GIVEN ENTRIES:

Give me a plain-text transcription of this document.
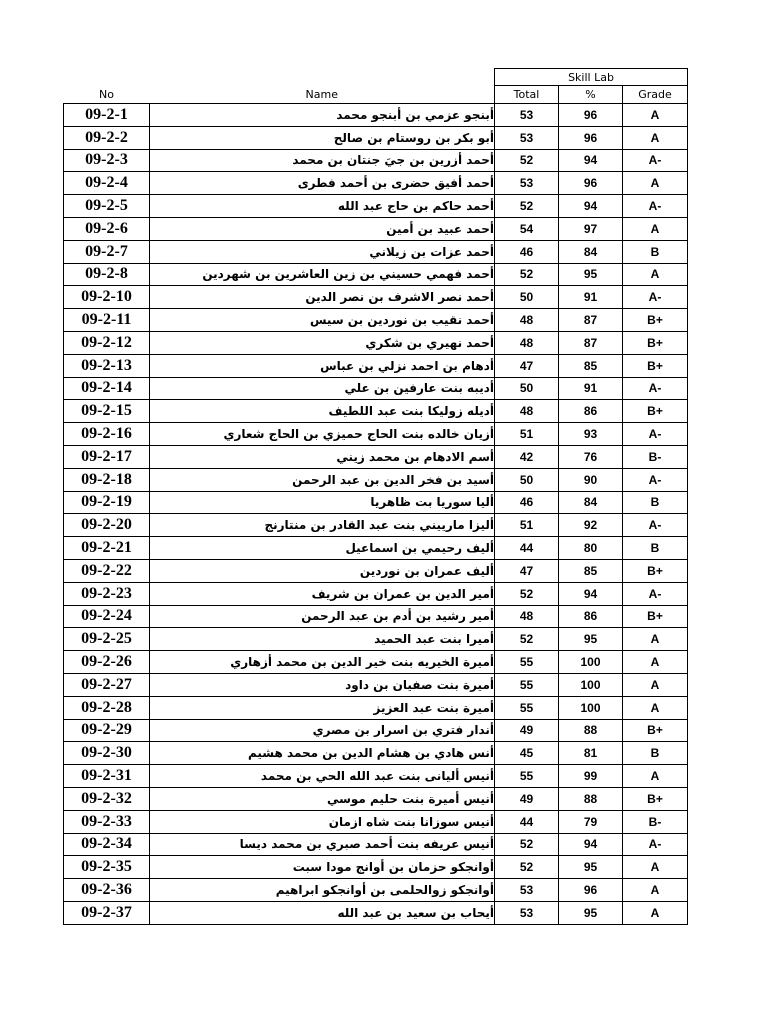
		Skill Lab		
No	Name	Total	%	Grade
09-2-1	أبنجو عزمي بن أبنجو محمد	53	96	A
09-2-2	أبو بكر بن روستام بن صالح	53	96	A
09-2-3	أحمد أزرين بن جيَ جنتان بن محمد	52	94	A-
09-2-4	أحمد أفيق حضرى بن أحمد فطرى	53	96	A
09-2-5	أحمد حاكم بن حاج عبد الله	52	94	A-
09-2-6	أحمد عبيد بن أمين	54	97	A
09-2-7	أحمد عزات بن زيلاني	46	84	B
09-2-8	أحمد فهمي حسيني بن زين العاشرين بن شهردين	52	95	A
09-2-10	أحمد نصر الاشرف بن نصر الدين	50	91	A-
09-2-11	أحمد نقيب بن نوردين بن سيس	48	87	B+
09-2-12	أحمد نهيري بن شكري	48	87	B+
09-2-13	أدهام بن احمد نزلي بن عباس	47	85	B+
09-2-14	أديبه بنت عارفين بن علي	50	91	A-
09-2-15	أديله زوليكا بنت عبد اللطيف	48	86	B+
09-2-16	أزيان خالده بنت الحاج حميزي بن الحاج شعاري	51	93	A-
09-2-17	أسم الادهام بن محمد زيني	42	76	B-
09-2-18	أسيد بن فخر الدين بن عبد الرحمن	50	90	A-
09-2-19	أليا سوريا بت ظاهريا	46	84	B
09-2-20	أليزا مارييني بنت عبد القادر بن منتارنج	51	92	A-
09-2-21	أليف رحيمي بن اسماعيل	44	80	B
09-2-22	أليف عمران بن نوردين	47	85	B+
09-2-23	أمير الدين بن عمران بن شريف	52	94	A-
09-2-24	أمير رشيد بن أدم بن عبد الرحمن	48	86	B+
09-2-25	أميرا بنت عبد الحميد	52	95	A
09-2-26	أميرة الخيريه بنت خير الدين بن محمد أزهاري	55	100	A
09-2-27	أميرة بنت صفيان بن داود	55	100	A
09-2-28	أميرة بنت عبد العزيز	55	100	A
09-2-29	أندار فتري بن اسرار بن مصري	49	88	B+
09-2-30	أنس هادي بن هشام الدين بن محمد هشيم	45	81	B
09-2-31	أنيس أليانى بنت عبد الله الحي بن محمد	55	99	A
09-2-32	أنيس أميرة بنت حليم موسي	49	88	B+
09-2-33	أنيس سوزانا بنت شاه ازمان	44	79	B-
09-2-34	أنيس عريفه بنت أحمد صبري بن محمد ديسا	52	94	A-
09-2-35	أوانجكو حزمان بن أوانج مودا سبت	52	95	A
09-2-36	أوانجكو زوالحلمى بن أوانجكو ابراهيم	53	96	A
09-2-37	أيحاب بن سعيد بن عبد الله	53	95	A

YOUR OBJECTIVE:
Reproduce each line exactly as it appears, omitting the pictures.

FINISHED ANSWER:
Give me a plain-text transcription of this document.
		Skill Lab		
No	Name	Total	%	Grade
09-2-1	أبنجو عزمي بن أبنجو محمد	53	96	A
09-2-2	أبو بكر بن روستام بن صالح	53	96	A
09-2-3	أحمد أزرين بن جيَ جنتان بن محمد	52	94	A-
09-2-4	أحمد أفيق حضرى بن أحمد فطرى	53	96	A
09-2-5	أحمد حاكم بن حاج عبد الله	52	94	A-
09-2-6	أحمد عبيد بن أمين	54	97	A
09-2-7	أحمد عزات بن زيلاني	46	84	B
09-2-8	أحمد فهمي حسيني بن زين العاشرين بن شهردين	52	95	A
09-2-10	أحمد نصر الاشرف بن نصر الدين	50	91	A-
09-2-11	أحمد نقيب بن نوردين بن سيس	48	87	B+
09-2-12	أحمد نهيري بن شكري	48	87	B+
09-2-13	أدهام بن احمد نزلي بن عباس	47	85	B+
09-2-14	أديبه بنت عارفين بن علي	50	91	A-
09-2-15	أديله زوليكا بنت عبد اللطيف	48	86	B+
09-2-16	أزيان خالده بنت الحاج حميزي بن الحاج شعاري	51	93	A-
09-2-17	أسم الادهام بن محمد زيني	42	76	B-
09-2-18	أسيد بن فخر الدين بن عبد الرحمن	50	90	A-
09-2-19	أليا سوريا بت ظاهريا	46	84	B
09-2-20	أليزا مارييني بنت عبد القادر بن منتارنج	51	92	A-
09-2-21	أليف رحيمي بن اسماعيل	44	80	B
09-2-22	أليف عمران بن نوردين	47	85	B+
09-2-23	أمير الدين بن عمران بن شريف	52	94	A-
09-2-24	أمير رشيد بن أدم بن عبد الرحمن	48	86	B+
09-2-25	أميرا بنت عبد الحميد	52	95	A
09-2-26	أميرة الخيريه بنت خير الدين بن محمد أزهاري	55	100	A
09-2-27	أميرة بنت صفيان بن داود	55	100	A
09-2-28	أميرة بنت عبد العزيز	55	100	A
09-2-29	أندار فتري بن اسرار بن مصري	49	88	B+
09-2-30	أنس هادي بن هشام الدين بن محمد هشيم	45	81	B
09-2-31	أنيس أليانى بنت عبد الله الحي بن محمد	55	99	A
09-2-32	أنيس أميرة بنت حليم موسي	49	88	B+
09-2-33	أنيس سوزانا بنت شاه ازمان	44	79	B-
09-2-34	أنيس عريفه بنت أحمد صبري بن محمد ديسا	52	94	A-
09-2-35	أوانجكو حزمان بن أوانج مودا سبت	52	95	A
09-2-36	أوانجكو زوالحلمى بن أوانجكو ابراهيم	53	96	A
09-2-37	أيحاب بن سعيد بن عبد الله	53	95	A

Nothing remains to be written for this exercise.